Keep the wording of each record exactly the same when you repeat it, and leave out pictures.

------------------------------------

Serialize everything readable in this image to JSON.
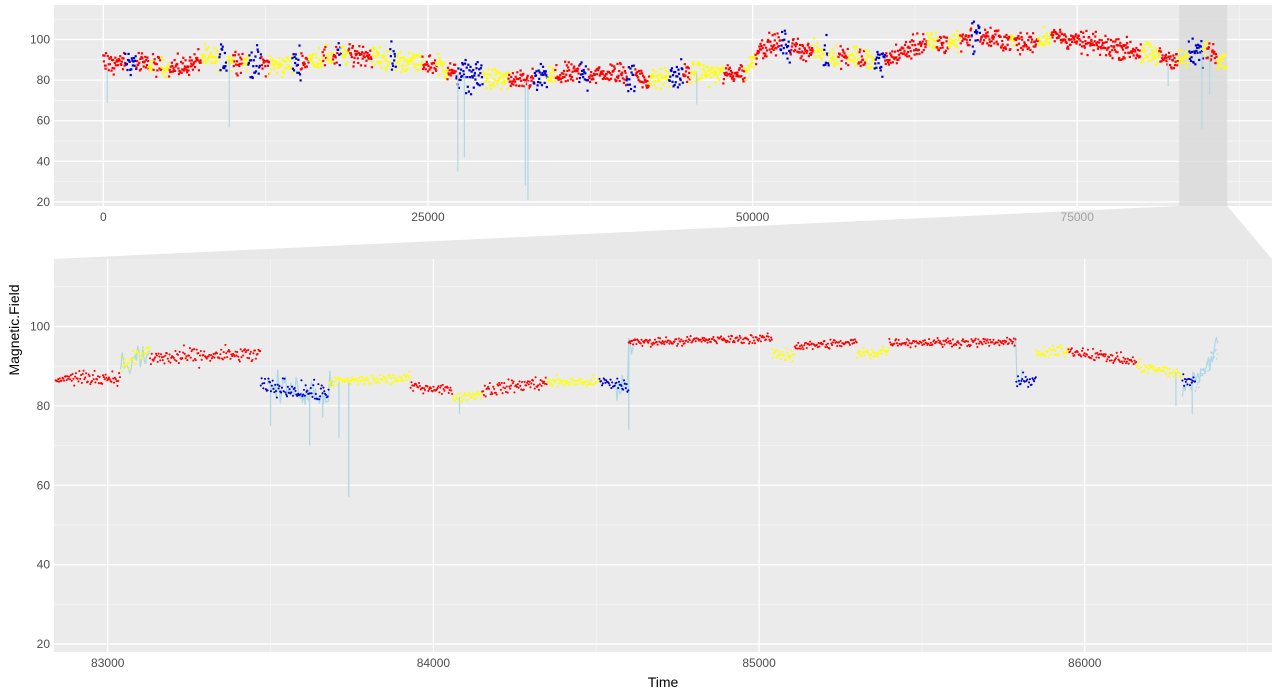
{
  "colors": {
    "panel_bg": "#ebebeb",
    "grid_major": "#ffffff",
    "highlight": "#d9d9d9",
    "state_red": "#ff0000",
    "state_yellow": "#ffff00",
    "state_blue": "#0000cd",
    "state_lightblue": "#add8e6"
  },
  "chart_data": [
    {
      "id": "overview",
      "type": "scatter",
      "xlabel": "",
      "ylabel": "",
      "xlim": [
        -3800,
        90000
      ],
      "ylim": [
        18,
        117
      ],
      "x_ticks": [
        0,
        25000,
        50000,
        75000
      ],
      "x_tick_labels": [
        "0",
        "25000",
        "50000",
        "75000"
      ],
      "y_ticks": [
        20,
        40,
        60,
        80,
        100
      ],
      "y_tick_labels": [
        "20",
        "40",
        "60",
        "80",
        "100"
      ],
      "grid": true,
      "legend": "none",
      "zoom_window": [
        82850,
        86550
      ],
      "baseline": [
        [
          0,
          88
        ],
        [
          2000,
          89
        ],
        [
          4000,
          87
        ],
        [
          6000,
          86
        ],
        [
          8000,
          91
        ],
        [
          10000,
          90
        ],
        [
          12000,
          88
        ],
        [
          14000,
          87
        ],
        [
          16000,
          90
        ],
        [
          18000,
          92
        ],
        [
          20000,
          93
        ],
        [
          22000,
          90
        ],
        [
          24000,
          89
        ],
        [
          26000,
          87
        ],
        [
          27000,
          83
        ],
        [
          30000,
          81
        ],
        [
          32000,
          79
        ],
        [
          34000,
          81
        ],
        [
          36000,
          83
        ],
        [
          38000,
          83
        ],
        [
          40000,
          83
        ],
        [
          42000,
          80
        ],
        [
          44000,
          82
        ],
        [
          46000,
          84
        ],
        [
          48000,
          83
        ],
        [
          49500,
          84
        ],
        [
          50500,
          96
        ],
        [
          52000,
          98
        ],
        [
          54000,
          95
        ],
        [
          56000,
          92
        ],
        [
          58000,
          92
        ],
        [
          59500,
          88
        ],
        [
          61000,
          92
        ],
        [
          63000,
          98
        ],
        [
          65000,
          98
        ],
        [
          67000,
          102
        ],
        [
          69000,
          100
        ],
        [
          71000,
          98
        ],
        [
          73000,
          102
        ],
        [
          75000,
          99
        ],
        [
          77000,
          97
        ],
        [
          79000,
          95
        ],
        [
          81000,
          92
        ],
        [
          83000,
          90
        ],
        [
          85000,
          95
        ],
        [
          86500,
          90
        ]
      ],
      "spikes": [
        [
          300,
          69
        ],
        [
          9700,
          57
        ],
        [
          27300,
          35
        ],
        [
          27800,
          42
        ],
        [
          32500,
          28
        ],
        [
          32700,
          21
        ],
        [
          45700,
          68
        ],
        [
          82000,
          77
        ],
        [
          84600,
          56
        ],
        [
          85200,
          73
        ]
      ],
      "spread": 4.5
    },
    {
      "id": "detail",
      "type": "scatter",
      "xlabel": "Time",
      "ylabel": "Magnetic.Field",
      "xlim": [
        82835,
        86575
      ],
      "ylim": [
        18,
        117
      ],
      "x_ticks": [
        83000,
        84000,
        85000,
        86000
      ],
      "x_tick_labels": [
        "83000",
        "84000",
        "85000",
        "86000"
      ],
      "y_ticks": [
        20,
        40,
        60,
        80,
        100
      ],
      "y_tick_labels": [
        "20",
        "40",
        "60",
        "80",
        "100"
      ],
      "grid": true,
      "legend": "none",
      "segments": [
        {
          "color": "red",
          "start": 82840,
          "end": 83040,
          "y0": 87,
          "y1": 87,
          "noise": 1.4
        },
        {
          "color": "yellow",
          "start": 83040,
          "end": 83130,
          "y0": 90,
          "y1": 94,
          "noise": 2.0
        },
        {
          "color": "red",
          "start": 83130,
          "end": 83470,
          "y0": 92,
          "y1": 93,
          "noise": 1.8
        },
        {
          "color": "blue",
          "start": 83470,
          "end": 83680,
          "y0": 85,
          "y1": 83,
          "noise": 2.0
        },
        {
          "color": "yellow",
          "start": 83680,
          "end": 83930,
          "y0": 86,
          "y1": 87,
          "noise": 1.2
        },
        {
          "color": "red",
          "start": 83930,
          "end": 84060,
          "y0": 85,
          "y1": 84,
          "noise": 1.0
        },
        {
          "color": "yellow",
          "start": 84060,
          "end": 84150,
          "y0": 82,
          "y1": 83,
          "noise": 1.0
        },
        {
          "color": "red",
          "start": 84150,
          "end": 84350,
          "y0": 84,
          "y1": 86,
          "noise": 1.5
        },
        {
          "color": "yellow",
          "start": 84350,
          "end": 84510,
          "y0": 86,
          "y1": 86,
          "noise": 1.2
        },
        {
          "color": "blue",
          "start": 84510,
          "end": 84600,
          "y0": 86,
          "y1": 85,
          "noise": 1.5
        },
        {
          "color": "red",
          "start": 84600,
          "end": 85040,
          "y0": 96,
          "y1": 97,
          "noise": 0.9
        },
        {
          "color": "yellow",
          "start": 85040,
          "end": 85110,
          "y0": 93,
          "y1": 93,
          "noise": 1.5
        },
        {
          "color": "red",
          "start": 85110,
          "end": 85300,
          "y0": 95,
          "y1": 96,
          "noise": 1.0
        },
        {
          "color": "yellow",
          "start": 85300,
          "end": 85400,
          "y0": 93,
          "y1": 94,
          "noise": 1.5
        },
        {
          "color": "red",
          "start": 85400,
          "end": 85790,
          "y0": 96,
          "y1": 96,
          "noise": 0.9
        },
        {
          "color": "blue",
          "start": 85790,
          "end": 85850,
          "y0": 87,
          "y1": 86,
          "noise": 1.5
        },
        {
          "color": "yellow",
          "start": 85850,
          "end": 85950,
          "y0": 93,
          "y1": 94,
          "noise": 1.2
        },
        {
          "color": "red",
          "start": 85950,
          "end": 86160,
          "y0": 94,
          "y1": 91,
          "noise": 1.2
        },
        {
          "color": "yellow",
          "start": 86160,
          "end": 86300,
          "y0": 90,
          "y1": 88,
          "noise": 1.2
        },
        {
          "color": "blue",
          "start": 86300,
          "end": 86340,
          "y0": 86,
          "y1": 86,
          "noise": 1.5
        },
        {
          "color": "lightblue",
          "start": 86340,
          "end": 86410,
          "y0": 85,
          "y1": 95,
          "noise": 2.0
        }
      ],
      "dips": [
        [
          83500,
          75
        ],
        [
          83620,
          70
        ],
        [
          83660,
          77
        ],
        [
          83710,
          72
        ],
        [
          83740,
          57
        ],
        [
          84080,
          78
        ],
        [
          84600,
          74
        ],
        [
          86280,
          80
        ],
        [
          86330,
          78
        ]
      ],
      "lightblue_runs": [
        [
          83040,
          83130
        ],
        [
          83490,
          83690
        ],
        [
          84560,
          84620
        ],
        [
          85780,
          85810
        ],
        [
          86300,
          86410
        ]
      ]
    }
  ]
}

------------------------------------

### Response to this task
Serialize everything readable in this image to JSON.
{
  "colors": {
    "panel_bg": "#ebebeb",
    "grid_major": "#ffffff",
    "highlight": "#d9d9d9",
    "state_red": "#ff0000",
    "state_yellow": "#ffff00",
    "state_blue": "#0000cd",
    "state_lightblue": "#add8e6"
  },
  "chart_data": [
    {
      "id": "overview",
      "type": "scatter",
      "xlabel": "",
      "ylabel": "",
      "xlim": [
        -3800,
        90000
      ],
      "ylim": [
        18,
        117
      ],
      "x_ticks": [
        0,
        25000,
        50000,
        75000
      ],
      "x_tick_labels": [
        "0",
        "25000",
        "50000",
        "75000"
      ],
      "y_ticks": [
        20,
        40,
        60,
        80,
        100
      ],
      "y_tick_labels": [
        "20",
        "40",
        "60",
        "80",
        "100"
      ],
      "grid": true,
      "legend": "none",
      "zoom_window": [
        82850,
        86550
      ],
      "baseline": [
        [
          0,
          88
        ],
        [
          2000,
          89
        ],
        [
          4000,
          87
        ],
        [
          6000,
          86
        ],
        [
          8000,
          91
        ],
        [
          10000,
          90
        ],
        [
          12000,
          88
        ],
        [
          14000,
          87
        ],
        [
          16000,
          90
        ],
        [
          18000,
          92
        ],
        [
          20000,
          93
        ],
        [
          22000,
          90
        ],
        [
          24000,
          89
        ],
        [
          26000,
          87
        ],
        [
          27000,
          83
        ],
        [
          30000,
          81
        ],
        [
          32000,
          79
        ],
        [
          34000,
          81
        ],
        [
          36000,
          83
        ],
        [
          38000,
          83
        ],
        [
          40000,
          83
        ],
        [
          42000,
          80
        ],
        [
          44000,
          82
        ],
        [
          46000,
          84
        ],
        [
          48000,
          83
        ],
        [
          49500,
          84
        ],
        [
          50500,
          96
        ],
        [
          52000,
          98
        ],
        [
          54000,
          95
        ],
        [
          56000,
          92
        ],
        [
          58000,
          92
        ],
        [
          59500,
          88
        ],
        [
          61000,
          92
        ],
        [
          63000,
          98
        ],
        [
          65000,
          98
        ],
        [
          67000,
          102
        ],
        [
          69000,
          100
        ],
        [
          71000,
          98
        ],
        [
          73000,
          102
        ],
        [
          75000,
          99
        ],
        [
          77000,
          97
        ],
        [
          79000,
          95
        ],
        [
          81000,
          92
        ],
        [
          83000,
          90
        ],
        [
          85000,
          95
        ],
        [
          86500,
          90
        ]
      ],
      "spikes": [
        [
          300,
          69
        ],
        [
          9700,
          57
        ],
        [
          27300,
          35
        ],
        [
          27800,
          42
        ],
        [
          32500,
          28
        ],
        [
          32700,
          21
        ],
        [
          45700,
          68
        ],
        [
          82000,
          77
        ],
        [
          84600,
          56
        ],
        [
          85200,
          73
        ]
      ],
      "spread": 4.5
    },
    {
      "id": "detail",
      "type": "scatter",
      "xlabel": "Time",
      "ylabel": "Magnetic.Field",
      "xlim": [
        82835,
        86575
      ],
      "ylim": [
        18,
        117
      ],
      "x_ticks": [
        83000,
        84000,
        85000,
        86000
      ],
      "x_tick_labels": [
        "83000",
        "84000",
        "85000",
        "86000"
      ],
      "y_ticks": [
        20,
        40,
        60,
        80,
        100
      ],
      "y_tick_labels": [
        "20",
        "40",
        "60",
        "80",
        "100"
      ],
      "grid": true,
      "legend": "none",
      "segments": [
        {
          "color": "red",
          "start": 82840,
          "end": 83040,
          "y0": 87,
          "y1": 87,
          "noise": 1.4
        },
        {
          "color": "yellow",
          "start": 83040,
          "end": 83130,
          "y0": 90,
          "y1": 94,
          "noise": 2.0
        },
        {
          "color": "red",
          "start": 83130,
          "end": 83470,
          "y0": 92,
          "y1": 93,
          "noise": 1.8
        },
        {
          "color": "blue",
          "start": 83470,
          "end": 83680,
          "y0": 85,
          "y1": 83,
          "noise": 2.0
        },
        {
          "color": "yellow",
          "start": 83680,
          "end": 83930,
          "y0": 86,
          "y1": 87,
          "noise": 1.2
        },
        {
          "color": "red",
          "start": 83930,
          "end": 84060,
          "y0": 85,
          "y1": 84,
          "noise": 1.0
        },
        {
          "color": "yellow",
          "start": 84060,
          "end": 84150,
          "y0": 82,
          "y1": 83,
          "noise": 1.0
        },
        {
          "color": "red",
          "start": 84150,
          "end": 84350,
          "y0": 84,
          "y1": 86,
          "noise": 1.5
        },
        {
          "color": "yellow",
          "start": 84350,
          "end": 84510,
          "y0": 86,
          "y1": 86,
          "noise": 1.2
        },
        {
          "color": "blue",
          "start": 84510,
          "end": 84600,
          "y0": 86,
          "y1": 85,
          "noise": 1.5
        },
        {
          "color": "red",
          "start": 84600,
          "end": 85040,
          "y0": 96,
          "y1": 97,
          "noise": 0.9
        },
        {
          "color": "yellow",
          "start": 85040,
          "end": 85110,
          "y0": 93,
          "y1": 93,
          "noise": 1.5
        },
        {
          "color": "red",
          "start": 85110,
          "end": 85300,
          "y0": 95,
          "y1": 96,
          "noise": 1.0
        },
        {
          "color": "yellow",
          "start": 85300,
          "end": 85400,
          "y0": 93,
          "y1": 94,
          "noise": 1.5
        },
        {
          "color": "red",
          "start": 85400,
          "end": 85790,
          "y0": 96,
          "y1": 96,
          "noise": 0.9
        },
        {
          "color": "blue",
          "start": 85790,
          "end": 85850,
          "y0": 87,
          "y1": 86,
          "noise": 1.5
        },
        {
          "color": "yellow",
          "start": 85850,
          "end": 85950,
          "y0": 93,
          "y1": 94,
          "noise": 1.2
        },
        {
          "color": "red",
          "start": 85950,
          "end": 86160,
          "y0": 94,
          "y1": 91,
          "noise": 1.2
        },
        {
          "color": "yellow",
          "start": 86160,
          "end": 86300,
          "y0": 90,
          "y1": 88,
          "noise": 1.2
        },
        {
          "color": "blue",
          "start": 86300,
          "end": 86340,
          "y0": 86,
          "y1": 86,
          "noise": 1.5
        },
        {
          "color": "lightblue",
          "start": 86340,
          "end": 86410,
          "y0": 85,
          "y1": 95,
          "noise": 2.0
        }
      ],
      "dips": [
        [
          83500,
          75
        ],
        [
          83620,
          70
        ],
        [
          83660,
          77
        ],
        [
          83710,
          72
        ],
        [
          83740,
          57
        ],
        [
          84080,
          78
        ],
        [
          84600,
          74
        ],
        [
          86280,
          80
        ],
        [
          86330,
          78
        ]
      ],
      "lightblue_runs": [
        [
          83040,
          83130
        ],
        [
          83490,
          83690
        ],
        [
          84560,
          84620
        ],
        [
          85780,
          85810
        ],
        [
          86300,
          86410
        ]
      ]
    }
  ]
}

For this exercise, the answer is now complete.